Look at the entries below and reproduce them exactly.

▶ Material for the task:

☆ ☆ ☆ ☆

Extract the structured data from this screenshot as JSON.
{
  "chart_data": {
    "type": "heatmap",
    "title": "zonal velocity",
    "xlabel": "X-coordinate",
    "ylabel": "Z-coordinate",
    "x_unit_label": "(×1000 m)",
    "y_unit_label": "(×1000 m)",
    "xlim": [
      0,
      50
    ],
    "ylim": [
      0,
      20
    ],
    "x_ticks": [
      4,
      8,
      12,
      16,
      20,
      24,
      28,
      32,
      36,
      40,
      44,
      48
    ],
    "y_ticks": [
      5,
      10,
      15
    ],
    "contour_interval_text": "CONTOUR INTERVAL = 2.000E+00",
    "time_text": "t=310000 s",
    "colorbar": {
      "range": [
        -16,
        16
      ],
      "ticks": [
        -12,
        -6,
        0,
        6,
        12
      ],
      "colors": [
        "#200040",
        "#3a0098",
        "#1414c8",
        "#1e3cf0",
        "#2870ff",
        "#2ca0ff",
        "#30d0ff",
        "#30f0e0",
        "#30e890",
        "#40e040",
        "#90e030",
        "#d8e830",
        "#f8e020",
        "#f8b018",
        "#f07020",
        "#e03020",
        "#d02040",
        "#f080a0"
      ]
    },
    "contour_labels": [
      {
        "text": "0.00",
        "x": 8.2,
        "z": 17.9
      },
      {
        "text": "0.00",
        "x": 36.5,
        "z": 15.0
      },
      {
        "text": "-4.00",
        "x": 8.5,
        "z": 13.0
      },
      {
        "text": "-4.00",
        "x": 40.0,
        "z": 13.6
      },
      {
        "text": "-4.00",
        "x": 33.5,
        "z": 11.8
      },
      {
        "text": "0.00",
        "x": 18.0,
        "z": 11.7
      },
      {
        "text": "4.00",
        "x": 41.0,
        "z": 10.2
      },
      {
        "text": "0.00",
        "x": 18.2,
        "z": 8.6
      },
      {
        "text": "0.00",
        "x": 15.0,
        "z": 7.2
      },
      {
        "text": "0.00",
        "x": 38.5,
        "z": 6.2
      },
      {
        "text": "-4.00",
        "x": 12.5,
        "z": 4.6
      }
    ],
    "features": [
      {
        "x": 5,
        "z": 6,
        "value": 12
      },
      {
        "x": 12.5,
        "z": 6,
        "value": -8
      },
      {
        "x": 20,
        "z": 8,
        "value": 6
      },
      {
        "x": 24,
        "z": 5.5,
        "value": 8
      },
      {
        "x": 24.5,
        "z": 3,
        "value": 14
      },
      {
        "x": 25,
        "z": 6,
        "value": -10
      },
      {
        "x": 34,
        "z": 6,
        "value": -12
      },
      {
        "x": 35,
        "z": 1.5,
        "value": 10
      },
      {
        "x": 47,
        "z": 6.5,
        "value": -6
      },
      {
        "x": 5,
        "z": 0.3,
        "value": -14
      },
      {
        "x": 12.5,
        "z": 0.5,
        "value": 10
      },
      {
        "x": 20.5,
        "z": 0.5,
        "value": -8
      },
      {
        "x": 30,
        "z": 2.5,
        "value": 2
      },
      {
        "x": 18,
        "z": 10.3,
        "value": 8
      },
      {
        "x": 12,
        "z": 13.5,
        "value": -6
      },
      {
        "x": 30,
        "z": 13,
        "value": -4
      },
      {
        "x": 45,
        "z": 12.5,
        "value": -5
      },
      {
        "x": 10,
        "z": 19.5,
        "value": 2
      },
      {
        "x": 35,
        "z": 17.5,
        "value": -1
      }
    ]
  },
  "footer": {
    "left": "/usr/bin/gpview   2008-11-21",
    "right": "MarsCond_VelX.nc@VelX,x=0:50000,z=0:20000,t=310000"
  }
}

☆ ☆ ☆ ☆

▶ Result of the exercise:
Extract the structured data from this screenshot as JSON.
{
  "chart_data": {
    "type": "heatmap",
    "title": "zonal velocity",
    "xlabel": "X-coordinate",
    "ylabel": "Z-coordinate",
    "x_unit_label": "(×1000 m)",
    "y_unit_label": "(×1000 m)",
    "xlim": [
      0,
      50
    ],
    "ylim": [
      0,
      20
    ],
    "x_ticks": [
      4,
      8,
      12,
      16,
      20,
      24,
      28,
      32,
      36,
      40,
      44,
      48
    ],
    "y_ticks": [
      5,
      10,
      15
    ],
    "contour_interval_text": "CONTOUR INTERVAL = 2.000E+00",
    "time_text": "t=310000 s",
    "colorbar": {
      "range": [
        -16,
        16
      ],
      "ticks": [
        -12,
        -6,
        0,
        6,
        12
      ],
      "colors": [
        "#200040",
        "#3a0098",
        "#1414c8",
        "#1e3cf0",
        "#2870ff",
        "#2ca0ff",
        "#30d0ff",
        "#30f0e0",
        "#30e890",
        "#40e040",
        "#90e030",
        "#d8e830",
        "#f8e020",
        "#f8b018",
        "#f07020",
        "#e03020",
        "#d02040",
        "#f080a0"
      ]
    },
    "contour_labels": [
      {
        "text": "0.00",
        "x": 8.2,
        "z": 17.9
      },
      {
        "text": "0.00",
        "x": 36.5,
        "z": 15.0
      },
      {
        "text": "-4.00",
        "x": 8.5,
        "z": 13.0
      },
      {
        "text": "-4.00",
        "x": 40.0,
        "z": 13.6
      },
      {
        "text": "-4.00",
        "x": 33.5,
        "z": 11.8
      },
      {
        "text": "0.00",
        "x": 18.0,
        "z": 11.7
      },
      {
        "text": "4.00",
        "x": 41.0,
        "z": 10.2
      },
      {
        "text": "0.00",
        "x": 18.2,
        "z": 8.6
      },
      {
        "text": "0.00",
        "x": 15.0,
        "z": 7.2
      },
      {
        "text": "0.00",
        "x": 38.5,
        "z": 6.2
      },
      {
        "text": "-4.00",
        "x": 12.5,
        "z": 4.6
      }
    ],
    "features": [
      {
        "x": 5,
        "z": 6,
        "value": 12
      },
      {
        "x": 12.5,
        "z": 6,
        "value": -8
      },
      {
        "x": 20,
        "z": 8,
        "value": 6
      },
      {
        "x": 24,
        "z": 5.5,
        "value": 8
      },
      {
        "x": 24.5,
        "z": 3,
        "value": 14
      },
      {
        "x": 25,
        "z": 6,
        "value": -10
      },
      {
        "x": 34,
        "z": 6,
        "value": -12
      },
      {
        "x": 35,
        "z": 1.5,
        "value": 10
      },
      {
        "x": 47,
        "z": 6.5,
        "value": -6
      },
      {
        "x": 5,
        "z": 0.3,
        "value": -14
      },
      {
        "x": 12.5,
        "z": 0.5,
        "value": 10
      },
      {
        "x": 20.5,
        "z": 0.5,
        "value": -8
      },
      {
        "x": 30,
        "z": 2.5,
        "value": 2
      },
      {
        "x": 18,
        "z": 10.3,
        "value": 8
      },
      {
        "x": 12,
        "z": 13.5,
        "value": -6
      },
      {
        "x": 30,
        "z": 13,
        "value": -4
      },
      {
        "x": 45,
        "z": 12.5,
        "value": -5
      },
      {
        "x": 10,
        "z": 19.5,
        "value": 2
      },
      {
        "x": 35,
        "z": 17.5,
        "value": -1
      }
    ]
  },
  "footer": {
    "left": "/usr/bin/gpview   2008-11-21",
    "right": "MarsCond_VelX.nc@VelX,x=0:50000,z=0:20000,t=310000"
  }
}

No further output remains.